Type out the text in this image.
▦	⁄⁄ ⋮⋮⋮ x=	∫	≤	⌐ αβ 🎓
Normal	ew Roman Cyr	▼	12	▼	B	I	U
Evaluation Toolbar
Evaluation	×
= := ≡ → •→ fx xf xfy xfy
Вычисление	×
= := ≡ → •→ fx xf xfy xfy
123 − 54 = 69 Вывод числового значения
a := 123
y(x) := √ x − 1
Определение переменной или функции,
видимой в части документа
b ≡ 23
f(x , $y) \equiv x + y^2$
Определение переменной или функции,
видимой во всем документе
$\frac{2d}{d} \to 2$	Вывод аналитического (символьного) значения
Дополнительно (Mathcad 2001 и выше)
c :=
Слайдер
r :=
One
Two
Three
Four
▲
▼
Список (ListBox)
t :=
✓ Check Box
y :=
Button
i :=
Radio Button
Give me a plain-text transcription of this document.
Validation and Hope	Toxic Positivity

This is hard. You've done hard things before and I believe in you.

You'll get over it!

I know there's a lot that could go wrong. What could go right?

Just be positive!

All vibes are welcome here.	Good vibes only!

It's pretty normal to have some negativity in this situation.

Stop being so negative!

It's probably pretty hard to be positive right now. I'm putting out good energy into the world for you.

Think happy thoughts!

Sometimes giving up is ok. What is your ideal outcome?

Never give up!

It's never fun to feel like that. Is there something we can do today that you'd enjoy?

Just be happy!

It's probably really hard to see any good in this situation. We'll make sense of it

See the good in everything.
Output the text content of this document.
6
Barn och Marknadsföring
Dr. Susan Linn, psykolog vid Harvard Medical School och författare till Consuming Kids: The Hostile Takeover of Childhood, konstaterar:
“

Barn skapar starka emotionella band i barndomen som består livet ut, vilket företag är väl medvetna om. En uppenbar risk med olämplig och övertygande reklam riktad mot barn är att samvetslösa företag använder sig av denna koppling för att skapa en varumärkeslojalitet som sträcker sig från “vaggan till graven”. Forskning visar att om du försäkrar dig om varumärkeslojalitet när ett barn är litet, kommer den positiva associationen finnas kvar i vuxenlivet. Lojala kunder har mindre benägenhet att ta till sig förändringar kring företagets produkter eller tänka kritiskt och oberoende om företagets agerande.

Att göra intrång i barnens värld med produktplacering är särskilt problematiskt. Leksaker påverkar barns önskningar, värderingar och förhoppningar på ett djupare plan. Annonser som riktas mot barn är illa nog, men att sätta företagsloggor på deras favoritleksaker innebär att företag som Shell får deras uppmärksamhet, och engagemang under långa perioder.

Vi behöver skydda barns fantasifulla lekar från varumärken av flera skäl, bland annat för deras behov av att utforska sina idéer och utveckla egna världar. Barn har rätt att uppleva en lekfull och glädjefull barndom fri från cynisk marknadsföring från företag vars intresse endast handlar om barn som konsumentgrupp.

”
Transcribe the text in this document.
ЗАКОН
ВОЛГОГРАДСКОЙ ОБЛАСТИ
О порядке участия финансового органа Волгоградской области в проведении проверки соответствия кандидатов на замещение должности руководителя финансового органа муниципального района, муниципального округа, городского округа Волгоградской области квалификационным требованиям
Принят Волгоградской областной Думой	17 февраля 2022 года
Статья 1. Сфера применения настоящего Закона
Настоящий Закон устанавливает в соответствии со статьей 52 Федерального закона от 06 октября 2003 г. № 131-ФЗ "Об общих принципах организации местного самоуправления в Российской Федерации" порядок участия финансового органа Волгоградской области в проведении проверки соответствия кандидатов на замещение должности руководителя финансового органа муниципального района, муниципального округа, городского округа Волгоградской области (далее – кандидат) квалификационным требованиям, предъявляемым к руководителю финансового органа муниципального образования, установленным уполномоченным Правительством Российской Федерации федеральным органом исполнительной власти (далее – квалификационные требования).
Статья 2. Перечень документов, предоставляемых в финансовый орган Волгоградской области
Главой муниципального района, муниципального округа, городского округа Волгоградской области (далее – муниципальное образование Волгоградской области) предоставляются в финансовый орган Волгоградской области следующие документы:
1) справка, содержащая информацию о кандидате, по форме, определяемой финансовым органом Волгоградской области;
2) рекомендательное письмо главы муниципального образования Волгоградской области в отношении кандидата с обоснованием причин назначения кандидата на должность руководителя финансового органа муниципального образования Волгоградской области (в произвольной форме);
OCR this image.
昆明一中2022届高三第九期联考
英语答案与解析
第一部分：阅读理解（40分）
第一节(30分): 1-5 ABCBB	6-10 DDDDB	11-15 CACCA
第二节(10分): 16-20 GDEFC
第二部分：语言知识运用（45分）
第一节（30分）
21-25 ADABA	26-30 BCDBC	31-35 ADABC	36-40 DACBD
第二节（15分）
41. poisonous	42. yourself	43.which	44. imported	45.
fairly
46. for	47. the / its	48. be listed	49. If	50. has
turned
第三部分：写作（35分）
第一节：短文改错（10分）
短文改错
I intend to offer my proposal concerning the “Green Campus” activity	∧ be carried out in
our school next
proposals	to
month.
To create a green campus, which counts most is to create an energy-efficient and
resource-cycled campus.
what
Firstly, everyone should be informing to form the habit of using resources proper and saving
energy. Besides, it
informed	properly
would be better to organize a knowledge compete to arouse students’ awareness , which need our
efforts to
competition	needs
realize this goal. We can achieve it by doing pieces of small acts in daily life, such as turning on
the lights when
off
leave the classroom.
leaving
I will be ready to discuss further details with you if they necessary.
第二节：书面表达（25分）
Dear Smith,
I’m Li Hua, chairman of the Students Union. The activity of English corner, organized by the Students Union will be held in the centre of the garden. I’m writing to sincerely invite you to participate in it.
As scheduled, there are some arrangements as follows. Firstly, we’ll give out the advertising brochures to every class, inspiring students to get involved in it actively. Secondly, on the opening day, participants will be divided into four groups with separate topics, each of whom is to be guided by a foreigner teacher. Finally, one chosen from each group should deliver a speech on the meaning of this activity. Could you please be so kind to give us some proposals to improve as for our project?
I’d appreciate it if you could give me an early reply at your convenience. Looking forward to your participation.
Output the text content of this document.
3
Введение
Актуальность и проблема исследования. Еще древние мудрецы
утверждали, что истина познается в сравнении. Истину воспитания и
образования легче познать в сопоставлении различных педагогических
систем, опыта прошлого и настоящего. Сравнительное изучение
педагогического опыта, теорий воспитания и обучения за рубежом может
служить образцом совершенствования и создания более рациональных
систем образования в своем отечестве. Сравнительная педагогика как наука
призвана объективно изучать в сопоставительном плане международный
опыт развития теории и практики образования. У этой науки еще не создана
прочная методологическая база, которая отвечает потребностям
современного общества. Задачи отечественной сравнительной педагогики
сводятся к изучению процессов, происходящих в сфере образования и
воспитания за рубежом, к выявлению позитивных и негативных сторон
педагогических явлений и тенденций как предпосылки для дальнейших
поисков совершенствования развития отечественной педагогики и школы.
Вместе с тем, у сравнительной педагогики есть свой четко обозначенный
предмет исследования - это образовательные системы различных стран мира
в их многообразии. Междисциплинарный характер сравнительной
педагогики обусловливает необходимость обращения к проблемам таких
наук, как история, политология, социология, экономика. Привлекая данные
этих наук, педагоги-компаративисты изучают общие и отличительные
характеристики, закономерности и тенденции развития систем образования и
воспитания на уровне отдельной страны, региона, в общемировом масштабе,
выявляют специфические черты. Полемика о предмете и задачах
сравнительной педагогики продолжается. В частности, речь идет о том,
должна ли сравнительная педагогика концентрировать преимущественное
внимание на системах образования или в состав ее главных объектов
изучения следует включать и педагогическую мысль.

### THE PROBLEM
Transcribe all entries exactly as they are given.

### ANSWER TO THE PROBLEM
Type out the text in this image.
▦	⁄⁄ ⋮⋮⋮ x=	∫	≤	⌐ αβ 🎓
Normal	ew Roman Cyr	▼	12	▼	B	I	U
Evaluation Toolbar
Evaluation	×
= := ≡ → •→ fx xf xfy xfy
Вычисление	×
= := ≡ → •→ fx xf xfy xfy
123 − 54 = 69 Вывод числового значения
a := 123
y(x) := √ x − 1
Определение переменной или функции,
видимой в части документа
b ≡ 23
f(x , $y) \equiv x + y^2$
Определение переменной или функции,
видимой во всем документе
$\frac{2d}{d} \to 2$	Вывод аналитического (символьного) значения
Дополнительно (Mathcad 2001 и выше)
c :=
Слайдер
r :=
One
Two
Three
Four
▲
▼
Список (ListBox)
t :=
✓ Check Box
y :=
Button
i :=
Radio Button
Give me a plain-text transcription of this document.
Validation and Hope	Toxic Positivity

This is hard. You've done hard things before and I believe in you.

You'll get over it!

I know there's a lot that could go wrong. What could go right?

Just be positive!

All vibes are welcome here.	Good vibes only!

It's pretty normal to have some negativity in this situation.

Stop being so negative!

It's probably pretty hard to be positive right now. I'm putting out good energy into the world for you.

Think happy thoughts!

Sometimes giving up is ok. What is your ideal outcome?

Never give up!

It's never fun to feel like that. Is there something we can do today that you'd enjoy?

Just be happy!

It's probably really hard to see any good in this situation. We'll make sense of it

See the good in everything.
Output the text content of this document.
6
Barn och Marknadsföring
Dr. Susan Linn, psykolog vid Harvard Medical School och författare till Consuming Kids: The Hostile Takeover of Childhood, konstaterar:
“

Barn skapar starka emotionella band i barndomen som består livet ut, vilket företag är väl medvetna om. En uppenbar risk med olämplig och övertygande reklam riktad mot barn är att samvetslösa företag använder sig av denna koppling för att skapa en varumärkeslojalitet som sträcker sig från “vaggan till graven”. Forskning visar att om du försäkrar dig om varumärkeslojalitet när ett barn är litet, kommer den positiva associationen finnas kvar i vuxenlivet. Lojala kunder har mindre benägenhet att ta till sig förändringar kring företagets produkter eller tänka kritiskt och oberoende om företagets agerande.

Att göra intrång i barnens värld med produktplacering är särskilt problematiskt. Leksaker påverkar barns önskningar, värderingar och förhoppningar på ett djupare plan. Annonser som riktas mot barn är illa nog, men att sätta företagsloggor på deras favoritleksaker innebär att företag som Shell får deras uppmärksamhet, och engagemang under långa perioder.

Vi behöver skydda barns fantasifulla lekar från varumärken av flera skäl, bland annat för deras behov av att utforska sina idéer och utveckla egna världar. Barn har rätt att uppleva en lekfull och glädjefull barndom fri från cynisk marknadsföring från företag vars intresse endast handlar om barn som konsumentgrupp.

”
Transcribe the text in this document.
ЗАКОН
ВОЛГОГРАДСКОЙ ОБЛАСТИ
О порядке участия финансового органа Волгоградской области в проведении проверки соответствия кандидатов на замещение должности руководителя финансового органа муниципального района, муниципального округа, городского округа Волгоградской области квалификационным требованиям
Принят Волгоградской областной Думой	17 февраля 2022 года
Статья 1. Сфера применения настоящего Закона
Настоящий Закон устанавливает в соответствии со статьей 52 Федерального закона от 06 октября 2003 г. № 131-ФЗ "Об общих принципах организации местного самоуправления в Российской Федерации" порядок участия финансового органа Волгоградской области в проведении проверки соответствия кандидатов на замещение должности руководителя финансового органа муниципального района, муниципального округа, городского округа Волгоградской области (далее – кандидат) квалификационным требованиям, предъявляемым к руководителю финансового органа муниципального образования, установленным уполномоченным Правительством Российской Федерации федеральным органом исполнительной власти (далее – квалификационные требования).
Статья 2. Перечень документов, предоставляемых в финансовый орган Волгоградской области
Главой муниципального района, муниципального округа, городского округа Волгоградской области (далее – муниципальное образование Волгоградской области) предоставляются в финансовый орган Волгоградской области следующие документы:
1) справка, содержащая информацию о кандидате, по форме, определяемой финансовым органом Волгоградской области;
2) рекомендательное письмо главы муниципального образования Волгоградской области в отношении кандидата с обоснованием причин назначения кандидата на должность руководителя финансового органа муниципального образования Волгоградской области (в произвольной форме);
OCR this image.
昆明一中2022届高三第九期联考
英语答案与解析
第一部分：阅读理解（40分）
第一节(30分): 1-5 ABCBB	6-10 DDDDB	11-15 CACCA
第二节(10分): 16-20 GDEFC
第二部分：语言知识运用（45分）
第一节（30分）
21-25 ADABA	26-30 BCDBC	31-35 ADABC	36-40 DACBD
第二节（15分）
41. poisonous	42. yourself	43.which	44. imported	45.
fairly
46. for	47. the / its	48. be listed	49. If	50. has
turned
第三部分：写作（35分）
第一节：短文改错（10分）
短文改错
I intend to offer my proposal concerning the “Green Campus” activity	∧ be carried out in
our school next
proposals	to
month.
To create a green campus, which counts most is to create an energy-efficient and
resource-cycled campus.
what
Firstly, everyone should be informing to form the habit of using resources proper and saving
energy. Besides, it
informed	properly
would be better to organize a knowledge compete to arouse students’ awareness , which need our
efforts to
competition	needs
realize this goal. We can achieve it by doing pieces of small acts in daily life, such as turning on
the lights when
off
leave the classroom.
leaving
I will be ready to discuss further details with you if they necessary.
第二节：书面表达（25分）
Dear Smith,
I’m Li Hua, chairman of the Students Union. The activity of English corner, organized by the Students Union will be held in the centre of the garden. I’m writing to sincerely invite you to participate in it.
As scheduled, there are some arrangements as follows. Firstly, we’ll give out the advertising brochures to every class, inspiring students to get involved in it actively. Secondly, on the opening day, participants will be divided into four groups with separate topics, each of whom is to be guided by a foreigner teacher. Finally, one chosen from each group should deliver a speech on the meaning of this activity. Could you please be so kind to give us some proposals to improve as for our project?
I’d appreciate it if you could give me an early reply at your convenience. Looking forward to your participation.
Output the text content of this document.
3
Введение
Актуальность и проблема исследования. Еще древние мудрецы
утверждали, что истина познается в сравнении. Истину воспитания и
образования легче познать в сопоставлении различных педагогических
систем, опыта прошлого и настоящего. Сравнительное изучение
педагогического опыта, теорий воспитания и обучения за рубежом может
служить образцом совершенствования и создания более рациональных
систем образования в своем отечестве. Сравнительная педагогика как наука
призвана объективно изучать в сопоставительном плане международный
опыт развития теории и практики образования. У этой науки еще не создана
прочная методологическая база, которая отвечает потребностям
современного общества. Задачи отечественной сравнительной педагогики
сводятся к изучению процессов, происходящих в сфере образования и
воспитания за рубежом, к выявлению позитивных и негативных сторон
педагогических явлений и тенденций как предпосылки для дальнейших
поисков совершенствования развития отечественной педагогики и школы.
Вместе с тем, у сравнительной педагогики есть свой четко обозначенный
предмет исследования - это образовательные системы различных стран мира
в их многообразии. Междисциплинарный характер сравнительной
педагогики обусловливает необходимость обращения к проблемам таких
наук, как история, политология, социология, экономика. Привлекая данные
этих наук, педагоги-компаративисты изучают общие и отличительные
характеристики, закономерности и тенденции развития систем образования и
воспитания на уровне отдельной страны, региона, в общемировом масштабе,
выявляют специфические черты. Полемика о предмете и задачах
сравнительной педагогики продолжается. В частности, речь идет о том,
должна ли сравнительная педагогика концентрировать преимущественное
внимание на системах образования или в состав ее главных объектов
изучения следует включать и педагогическую мысль.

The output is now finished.